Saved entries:
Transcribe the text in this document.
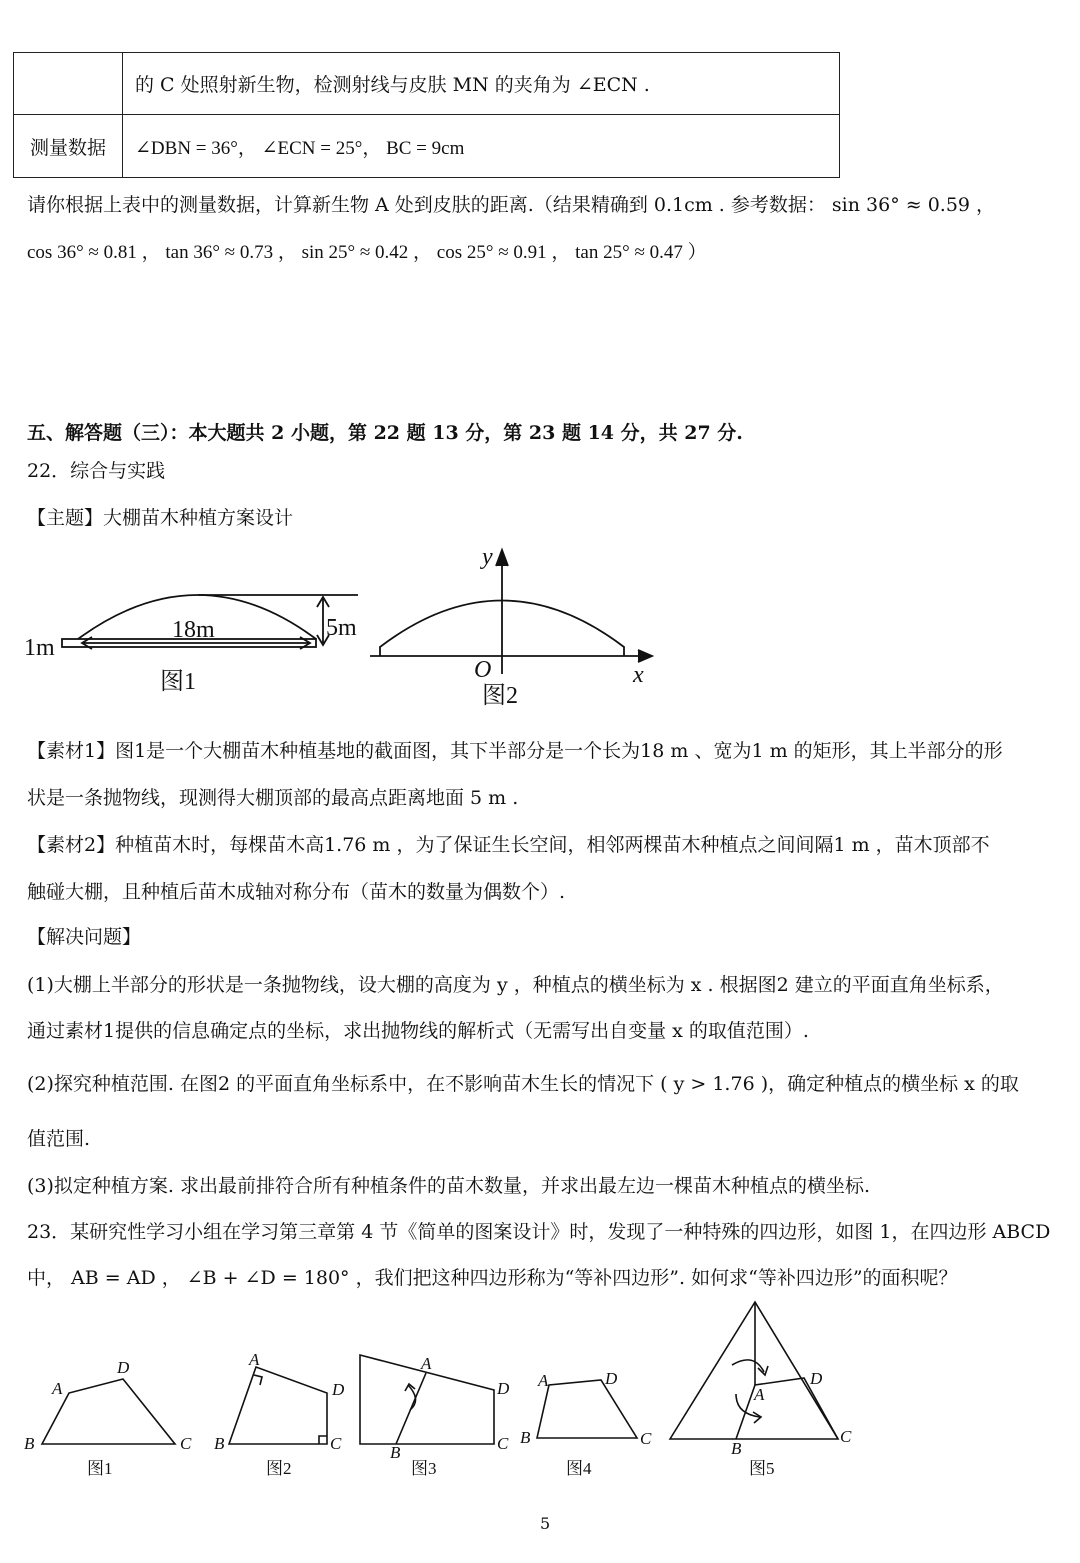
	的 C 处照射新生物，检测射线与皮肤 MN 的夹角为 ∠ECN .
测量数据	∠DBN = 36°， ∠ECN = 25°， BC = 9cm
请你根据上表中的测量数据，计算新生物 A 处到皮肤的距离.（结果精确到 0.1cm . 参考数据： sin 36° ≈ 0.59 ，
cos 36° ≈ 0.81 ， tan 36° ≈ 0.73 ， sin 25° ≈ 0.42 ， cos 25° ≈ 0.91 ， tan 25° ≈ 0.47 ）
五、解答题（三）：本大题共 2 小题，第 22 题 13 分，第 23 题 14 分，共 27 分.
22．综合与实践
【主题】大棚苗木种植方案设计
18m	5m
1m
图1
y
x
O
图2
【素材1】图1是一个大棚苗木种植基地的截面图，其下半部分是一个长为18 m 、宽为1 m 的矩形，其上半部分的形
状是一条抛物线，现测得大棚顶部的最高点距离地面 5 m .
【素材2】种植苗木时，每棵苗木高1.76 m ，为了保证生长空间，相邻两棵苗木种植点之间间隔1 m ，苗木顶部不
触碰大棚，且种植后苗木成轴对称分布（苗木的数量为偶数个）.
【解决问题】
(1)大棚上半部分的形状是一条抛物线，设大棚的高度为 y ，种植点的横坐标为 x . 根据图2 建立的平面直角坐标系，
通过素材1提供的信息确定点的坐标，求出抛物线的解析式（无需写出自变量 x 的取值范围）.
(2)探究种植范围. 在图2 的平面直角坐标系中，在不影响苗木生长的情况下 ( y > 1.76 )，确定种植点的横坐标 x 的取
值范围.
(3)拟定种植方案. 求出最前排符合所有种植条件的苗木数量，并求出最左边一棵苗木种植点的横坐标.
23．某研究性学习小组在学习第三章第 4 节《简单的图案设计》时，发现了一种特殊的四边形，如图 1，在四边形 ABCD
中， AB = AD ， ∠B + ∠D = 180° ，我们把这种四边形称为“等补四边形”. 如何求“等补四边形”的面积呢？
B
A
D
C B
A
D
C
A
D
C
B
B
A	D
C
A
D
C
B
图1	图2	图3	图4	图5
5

** EXERCISE **
Repeat each entry exactly as given; no pictures belong in the copy.

** OUTPUT **
Transcribe the text in this document.
	的 C 处照射新生物，检测射线与皮肤 MN 的夹角为 ∠ECN .
测量数据	∠DBN = 36°， ∠ECN = 25°， BC = 9cm
请你根据上表中的测量数据，计算新生物 A 处到皮肤的距离.（结果精确到 0.1cm . 参考数据： sin 36° ≈ 0.59 ，
cos 36° ≈ 0.81 ， tan 36° ≈ 0.73 ， sin 25° ≈ 0.42 ， cos 25° ≈ 0.91 ， tan 25° ≈ 0.47 ）
五、解答题（三）：本大题共 2 小题，第 22 题 13 分，第 23 题 14 分，共 27 分.
22．综合与实践
【主题】大棚苗木种植方案设计
18m	5m
1m
图1
y
x
O
图2
【素材1】图1是一个大棚苗木种植基地的截面图，其下半部分是一个长为18 m 、宽为1 m 的矩形，其上半部分的形
状是一条抛物线，现测得大棚顶部的最高点距离地面 5 m .
【素材2】种植苗木时，每棵苗木高1.76 m ，为了保证生长空间，相邻两棵苗木种植点之间间隔1 m ，苗木顶部不
触碰大棚，且种植后苗木成轴对称分布（苗木的数量为偶数个）.
【解决问题】
(1)大棚上半部分的形状是一条抛物线，设大棚的高度为 y ，种植点的横坐标为 x . 根据图2 建立的平面直角坐标系，
通过素材1提供的信息确定点的坐标，求出抛物线的解析式（无需写出自变量 x 的取值范围）.
(2)探究种植范围. 在图2 的平面直角坐标系中，在不影响苗木生长的情况下 ( y > 1.76 )，确定种植点的横坐标 x 的取
值范围.
(3)拟定种植方案. 求出最前排符合所有种植条件的苗木数量，并求出最左边一棵苗木种植点的横坐标.
23．某研究性学习小组在学习第三章第 4 节《简单的图案设计》时，发现了一种特殊的四边形，如图 1，在四边形 ABCD
中， AB = AD ， ∠B + ∠D = 180° ，我们把这种四边形称为“等补四边形”. 如何求“等补四边形”的面积呢？
B
A
D
C B
A
D
C
A
D
C
B
B
A	D
C
A
D
C
B
图1	图2	图3	图4	图5
5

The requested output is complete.